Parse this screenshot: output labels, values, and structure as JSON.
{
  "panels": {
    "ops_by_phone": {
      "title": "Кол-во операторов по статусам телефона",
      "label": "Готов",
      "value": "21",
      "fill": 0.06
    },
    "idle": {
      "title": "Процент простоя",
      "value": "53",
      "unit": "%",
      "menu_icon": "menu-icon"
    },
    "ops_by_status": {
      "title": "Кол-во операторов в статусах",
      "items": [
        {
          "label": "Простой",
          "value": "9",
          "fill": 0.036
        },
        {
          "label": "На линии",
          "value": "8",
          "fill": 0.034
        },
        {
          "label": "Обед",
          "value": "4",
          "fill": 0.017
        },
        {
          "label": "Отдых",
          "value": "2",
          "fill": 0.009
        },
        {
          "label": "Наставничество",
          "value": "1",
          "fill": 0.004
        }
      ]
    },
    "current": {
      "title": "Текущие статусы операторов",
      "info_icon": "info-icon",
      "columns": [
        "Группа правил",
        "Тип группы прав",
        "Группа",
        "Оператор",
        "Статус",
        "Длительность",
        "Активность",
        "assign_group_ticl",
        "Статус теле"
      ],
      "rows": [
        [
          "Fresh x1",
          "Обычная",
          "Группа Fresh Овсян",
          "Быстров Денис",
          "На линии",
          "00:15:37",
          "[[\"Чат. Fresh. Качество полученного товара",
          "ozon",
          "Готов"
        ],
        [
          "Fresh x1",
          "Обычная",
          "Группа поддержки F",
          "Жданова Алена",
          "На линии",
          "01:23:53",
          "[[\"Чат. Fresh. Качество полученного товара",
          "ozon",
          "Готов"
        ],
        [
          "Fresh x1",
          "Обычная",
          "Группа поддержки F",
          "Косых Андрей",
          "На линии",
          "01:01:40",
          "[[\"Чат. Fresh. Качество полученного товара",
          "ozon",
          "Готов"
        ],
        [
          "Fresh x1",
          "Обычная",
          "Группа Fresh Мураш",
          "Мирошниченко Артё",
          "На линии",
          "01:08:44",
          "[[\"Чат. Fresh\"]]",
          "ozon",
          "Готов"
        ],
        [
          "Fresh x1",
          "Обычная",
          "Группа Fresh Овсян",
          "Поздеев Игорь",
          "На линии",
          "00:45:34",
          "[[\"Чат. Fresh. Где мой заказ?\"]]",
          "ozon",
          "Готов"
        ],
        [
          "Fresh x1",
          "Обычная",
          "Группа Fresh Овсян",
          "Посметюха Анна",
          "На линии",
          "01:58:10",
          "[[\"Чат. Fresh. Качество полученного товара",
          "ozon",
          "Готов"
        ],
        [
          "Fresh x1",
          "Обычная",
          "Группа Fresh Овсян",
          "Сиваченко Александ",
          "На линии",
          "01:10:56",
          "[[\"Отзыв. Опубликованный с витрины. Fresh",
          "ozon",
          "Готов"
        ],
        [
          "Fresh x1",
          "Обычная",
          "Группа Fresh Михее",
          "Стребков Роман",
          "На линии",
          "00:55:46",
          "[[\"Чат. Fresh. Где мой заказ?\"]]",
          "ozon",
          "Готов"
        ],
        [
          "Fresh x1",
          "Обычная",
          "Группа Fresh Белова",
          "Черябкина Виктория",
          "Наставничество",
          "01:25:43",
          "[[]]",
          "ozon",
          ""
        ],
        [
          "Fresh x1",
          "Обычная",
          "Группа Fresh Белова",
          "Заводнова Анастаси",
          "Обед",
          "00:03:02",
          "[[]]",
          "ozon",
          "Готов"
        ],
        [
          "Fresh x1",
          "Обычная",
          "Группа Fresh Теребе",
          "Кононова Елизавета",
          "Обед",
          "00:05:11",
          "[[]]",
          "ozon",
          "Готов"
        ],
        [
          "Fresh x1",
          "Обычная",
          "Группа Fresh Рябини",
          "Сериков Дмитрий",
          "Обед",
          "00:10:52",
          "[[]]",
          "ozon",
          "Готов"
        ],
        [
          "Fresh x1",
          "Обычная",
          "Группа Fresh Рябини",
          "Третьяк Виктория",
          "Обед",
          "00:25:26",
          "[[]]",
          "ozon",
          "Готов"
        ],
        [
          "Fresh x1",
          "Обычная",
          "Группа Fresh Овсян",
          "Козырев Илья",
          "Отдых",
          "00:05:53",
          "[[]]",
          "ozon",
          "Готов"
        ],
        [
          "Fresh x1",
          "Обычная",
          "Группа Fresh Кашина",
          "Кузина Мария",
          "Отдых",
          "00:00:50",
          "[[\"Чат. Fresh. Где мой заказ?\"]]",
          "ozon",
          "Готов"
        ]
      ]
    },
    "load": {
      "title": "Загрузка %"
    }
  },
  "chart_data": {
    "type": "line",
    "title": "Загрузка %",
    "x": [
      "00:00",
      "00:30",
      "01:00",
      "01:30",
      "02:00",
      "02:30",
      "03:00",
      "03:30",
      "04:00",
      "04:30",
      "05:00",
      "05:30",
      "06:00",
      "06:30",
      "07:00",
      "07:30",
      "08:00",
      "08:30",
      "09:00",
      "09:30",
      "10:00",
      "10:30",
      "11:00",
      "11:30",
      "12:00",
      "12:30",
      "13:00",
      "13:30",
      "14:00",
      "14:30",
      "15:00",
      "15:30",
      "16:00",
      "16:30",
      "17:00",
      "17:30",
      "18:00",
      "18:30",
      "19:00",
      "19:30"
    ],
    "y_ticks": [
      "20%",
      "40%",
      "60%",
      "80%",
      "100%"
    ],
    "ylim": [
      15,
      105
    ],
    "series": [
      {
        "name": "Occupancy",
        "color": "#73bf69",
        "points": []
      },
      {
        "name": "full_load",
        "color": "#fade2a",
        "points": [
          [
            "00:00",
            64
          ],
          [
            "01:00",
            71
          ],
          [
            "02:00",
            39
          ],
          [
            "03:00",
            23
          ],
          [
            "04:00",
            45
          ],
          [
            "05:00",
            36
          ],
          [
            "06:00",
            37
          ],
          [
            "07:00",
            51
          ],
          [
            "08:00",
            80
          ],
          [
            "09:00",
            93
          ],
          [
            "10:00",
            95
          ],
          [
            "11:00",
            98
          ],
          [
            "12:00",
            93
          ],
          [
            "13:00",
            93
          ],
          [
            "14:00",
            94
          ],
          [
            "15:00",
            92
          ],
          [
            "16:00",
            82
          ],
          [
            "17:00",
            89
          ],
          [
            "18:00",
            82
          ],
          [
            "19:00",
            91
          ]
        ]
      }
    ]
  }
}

^^^^^^^^

§ **Exercise task**: Copy the records above exactly as they appear.

§ **Response below**:
Parse this screenshot: output labels, values, and structure as JSON.
{
  "panels": {
    "ops_by_phone": {
      "title": "Кол-во операторов по статусам телефона",
      "label": "Готов",
      "value": "21",
      "fill": 0.06
    },
    "idle": {
      "title": "Процент простоя",
      "value": "53",
      "unit": "%",
      "menu_icon": "menu-icon"
    },
    "ops_by_status": {
      "title": "Кол-во операторов в статусах",
      "items": [
        {
          "label": "Простой",
          "value": "9",
          "fill": 0.036
        },
        {
          "label": "На линии",
          "value": "8",
          "fill": 0.034
        },
        {
          "label": "Обед",
          "value": "4",
          "fill": 0.017
        },
        {
          "label": "Отдых",
          "value": "2",
          "fill": 0.009
        },
        {
          "label": "Наставничество",
          "value": "1",
          "fill": 0.004
        }
      ]
    },
    "current": {
      "title": "Текущие статусы операторов",
      "info_icon": "info-icon",
      "columns": [
        "Группа правил",
        "Тип группы прав",
        "Группа",
        "Оператор",
        "Статус",
        "Длительность",
        "Активность",
        "assign_group_ticl",
        "Статус теле"
      ],
      "rows": [
        [
          "Fresh x1",
          "Обычная",
          "Группа Fresh Овсян",
          "Быстров Денис",
          "На линии",
          "00:15:37",
          "[[\"Чат. Fresh. Качество полученного товара",
          "ozon",
          "Готов"
        ],
        [
          "Fresh x1",
          "Обычная",
          "Группа поддержки F",
          "Жданова Алена",
          "На линии",
          "01:23:53",
          "[[\"Чат. Fresh. Качество полученного товара",
          "ozon",
          "Готов"
        ],
        [
          "Fresh x1",
          "Обычная",
          "Группа поддержки F",
          "Косых Андрей",
          "На линии",
          "01:01:40",
          "[[\"Чат. Fresh. Качество полученного товара",
          "ozon",
          "Готов"
        ],
        [
          "Fresh x1",
          "Обычная",
          "Группа Fresh Мураш",
          "Мирошниченко Артё",
          "На линии",
          "01:08:44",
          "[[\"Чат. Fresh\"]]",
          "ozon",
          "Готов"
        ],
        [
          "Fresh x1",
          "Обычная",
          "Группа Fresh Овсян",
          "Поздеев Игорь",
          "На линии",
          "00:45:34",
          "[[\"Чат. Fresh. Где мой заказ?\"]]",
          "ozon",
          "Готов"
        ],
        [
          "Fresh x1",
          "Обычная",
          "Группа Fresh Овсян",
          "Посметюха Анна",
          "На линии",
          "01:58:10",
          "[[\"Чат. Fresh. Качество полученного товара",
          "ozon",
          "Готов"
        ],
        [
          "Fresh x1",
          "Обычная",
          "Группа Fresh Овсян",
          "Сиваченко Александ",
          "На линии",
          "01:10:56",
          "[[\"Отзыв. Опубликованный с витрины. Fresh",
          "ozon",
          "Готов"
        ],
        [
          "Fresh x1",
          "Обычная",
          "Группа Fresh Михее",
          "Стребков Роман",
          "На линии",
          "00:55:46",
          "[[\"Чат. Fresh. Где мой заказ?\"]]",
          "ozon",
          "Готов"
        ],
        [
          "Fresh x1",
          "Обычная",
          "Группа Fresh Белова",
          "Черябкина Виктория",
          "Наставничество",
          "01:25:43",
          "[[]]",
          "ozon",
          ""
        ],
        [
          "Fresh x1",
          "Обычная",
          "Группа Fresh Белова",
          "Заводнова Анастаси",
          "Обед",
          "00:03:02",
          "[[]]",
          "ozon",
          "Готов"
        ],
        [
          "Fresh x1",
          "Обычная",
          "Группа Fresh Теребе",
          "Кононова Елизавета",
          "Обед",
          "00:05:11",
          "[[]]",
          "ozon",
          "Готов"
        ],
        [
          "Fresh x1",
          "Обычная",
          "Группа Fresh Рябини",
          "Сериков Дмитрий",
          "Обед",
          "00:10:52",
          "[[]]",
          "ozon",
          "Готов"
        ],
        [
          "Fresh x1",
          "Обычная",
          "Группа Fresh Рябини",
          "Третьяк Виктория",
          "Обед",
          "00:25:26",
          "[[]]",
          "ozon",
          "Готов"
        ],
        [
          "Fresh x1",
          "Обычная",
          "Группа Fresh Овсян",
          "Козырев Илья",
          "Отдых",
          "00:05:53",
          "[[]]",
          "ozon",
          "Готов"
        ],
        [
          "Fresh x1",
          "Обычная",
          "Группа Fresh Кашина",
          "Кузина Мария",
          "Отдых",
          "00:00:50",
          "[[\"Чат. Fresh. Где мой заказ?\"]]",
          "ozon",
          "Готов"
        ]
      ]
    },
    "load": {
      "title": "Загрузка %"
    }
  },
  "chart_data": {
    "type": "line",
    "title": "Загрузка %",
    "x": [
      "00:00",
      "00:30",
      "01:00",
      "01:30",
      "02:00",
      "02:30",
      "03:00",
      "03:30",
      "04:00",
      "04:30",
      "05:00",
      "05:30",
      "06:00",
      "06:30",
      "07:00",
      "07:30",
      "08:00",
      "08:30",
      "09:00",
      "09:30",
      "10:00",
      "10:30",
      "11:00",
      "11:30",
      "12:00",
      "12:30",
      "13:00",
      "13:30",
      "14:00",
      "14:30",
      "15:00",
      "15:30",
      "16:00",
      "16:30",
      "17:00",
      "17:30",
      "18:00",
      "18:30",
      "19:00",
      "19:30"
    ],
    "y_ticks": [
      "20%",
      "40%",
      "60%",
      "80%",
      "100%"
    ],
    "ylim": [
      15,
      105
    ],
    "series": [
      {
        "name": "Occupancy",
        "color": "#73bf69",
        "points": []
      },
      {
        "name": "full_load",
        "color": "#fade2a",
        "points": [
          [
            "00:00",
            64
          ],
          [
            "01:00",
            71
          ],
          [
            "02:00",
            39
          ],
          [
            "03:00",
            23
          ],
          [
            "04:00",
            45
          ],
          [
            "05:00",
            36
          ],
          [
            "06:00",
            37
          ],
          [
            "07:00",
            51
          ],
          [
            "08:00",
            80
          ],
          [
            "09:00",
            93
          ],
          [
            "10:00",
            95
          ],
          [
            "11:00",
            98
          ],
          [
            "12:00",
            93
          ],
          [
            "13:00",
            93
          ],
          [
            "14:00",
            94
          ],
          [
            "15:00",
            92
          ],
          [
            "16:00",
            82
          ],
          [
            "17:00",
            89
          ],
          [
            "18:00",
            82
          ],
          [
            "19:00",
            91
          ]
        ]
      }
    ]
  }
}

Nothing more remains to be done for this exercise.